Say how many lines contain "sous", using only the number.

=-=-=

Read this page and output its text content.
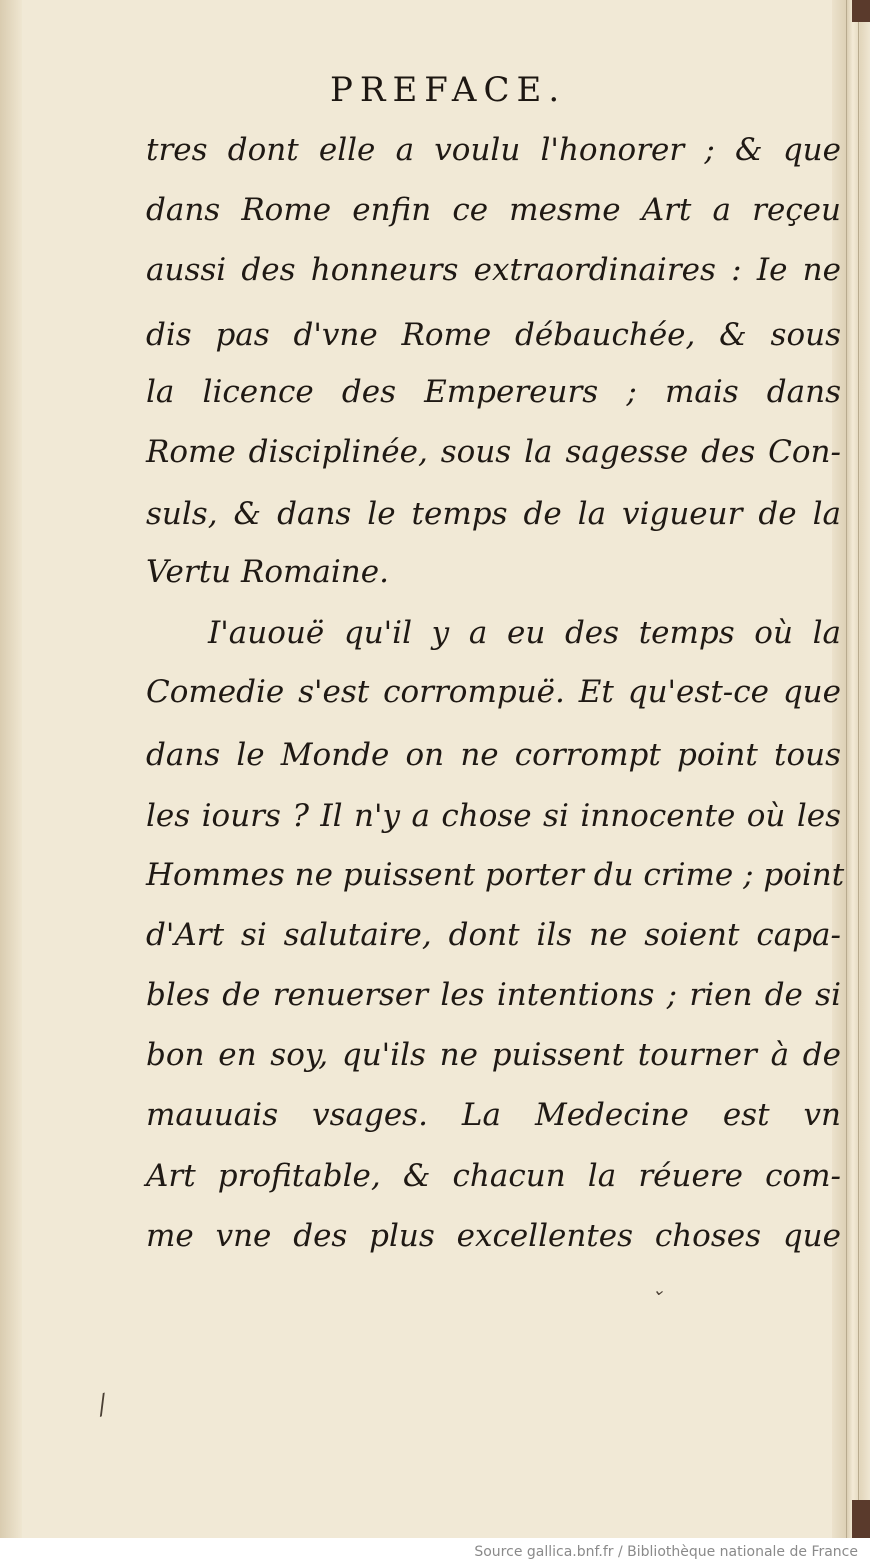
PREFACE.

tres dont elle a voulu l'honorer ; & que

dans Rome enfin ce mesme Art a reçeu

aussi des honneurs extraordinaires : Ie ne

dis pas d'vne Rome débauchée, & sous

la licence des Empereurs ; mais dans

Rome disciplinée, sous la sagesse des Con-

suls, & dans le temps de la vigueur de la

Vertu Romaine.

I'auouë qu'il y a eu des temps où la

Comedie s'est corrompuë. Et qu'est-ce que

dans le Monde on ne corrompt point tous

les iours ? Il n'y a chose si innocente où les

Hommes ne puissent porter du crime ; point

d'Art si salutaire, dont ils ne soient capa-

bles de renuerser les intentions ; rien de si

bon en soy, qu'ils ne puissent tourner à de

mauuais vsages. La Medecine est vn

Art profitable, & chacun la réuere com-

me vne des plus excellentes choses que

/
⌄
Source gallica.bnf.fr / Bibliothèque nationale de France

=-=-=

§ Full solution:
2